Selected excerpt
6.No Admission of Liability. Employee agrees that neither this Agreement nor furnishing consideration under this Agreement shall be deemed or construed at any time for any purposes as an admission by the Company Released Parties of any liability, wrongdoing or unlawful conduct of any kind.

7.
Other Agreements.

(a)    Non-Solicitation and Non-Interference. Employee shall not knowingly, directly or indirectly, (i) solicit, attempt to solicit or influence, any individual to leave the Company's employ or alter such person's employment or independent contractor relationship with the Company, or (ii) interfere in any other matter with the employment relationships or good will at the time existing between the Company and its current or prospective officers, employees, consultants, agents, independent contractors, advisors, suppliers, customers or any other person or entity that does business with the Company.




Exhibit 10.1


(b)    No Public Statements/Non-Disparagement. Employee agrees that she shall make no public statements about the Company, its affiliates and their respective affiliates, directors, officers, agents, partners, shareholders or Employees, without the prior approval of the Company's Chief Executive Officer or General Counsel. Employee further agrees that she shall not disparage or defame the Company, its affiliates and their respective affiliates, directors, officers, agents, partners, shareholders or employees . The Company shall admonish its directors and Section 16 officers not to disparage or defame Employee. This section is not intended to prevent any member of the Company Control Group from making honest and accurate statements in the course of completing their duties on behalf of Company. This section shall not apply on occasions when a party is subpoenaed or ordered by a court or other governmental authority to testify or give evidence and must, of course, respond truthfully, to conduct otherwise protected by law, or to conduct or testimony in the context of enforcing the terms of this Agreement or other rights, powers, privileges, or claims not released by this Agreement. Further, nothing herein constitutes a waiver of, nor precludes, either party's right to assert a claim for libel, slander or defamation.

Material provided
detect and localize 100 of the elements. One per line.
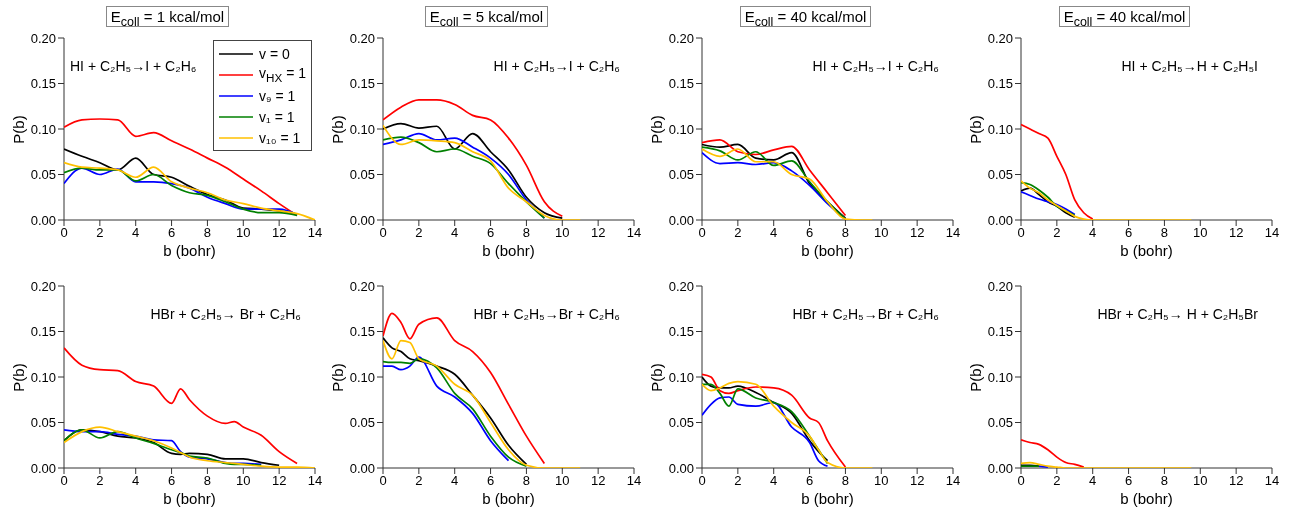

List of tasks
1/ Answer these questions from the agreement excerpt:
(a) According to the No Admission of Liability section, what shall the Agreement and the furnishing of consideration not be construed as?
(b) Whose prior approval does the Employee need before making public statements about the Company?
(c) Whom shall the Company admonish not to disparage or defame the Employee?
2/ Rewrite the paragraph of the agreement excerpt that begins "(a) Non-Solicitation and Non-Interference" as a short list that keeps its main facts.
3/ Write out a passage of the agreement excerpt word for word, starting at the words "6.No Admission of" and ending after "of any kind.".

Worked answers
1/
(a) An admission by the Company Released Parties of any liability, wrongdoing or unlawful conduct of any kind.
(b) The prior approval of the Company's Chief Executive Officer or General Counsel.
(c) Its directors and Section 16 officers.

2/
Non-Solicitation and Non-Interference: the Employee shall not knowingly, directly or indirectly:
- solicit, attempt to solicit or influence any individual to leave the Company's employ or change that person's employment or independent contractor relationship with the Company
- interfere with the employment relationships or good will existing at the time between the Company and its current or prospective officers, employees, consultants, agents, independent contractors, advisors, suppliers, customers, or anyone else who does business with the Company

3/
6.No Admission of Liability. Employee agrees that neither this Agreement nor furnishing consideration under this Agreement shall be deemed or construed at any time for any purposes as an admission by the Company Released Parties of any liability, wrongdoing or unlawful conduct of any kind.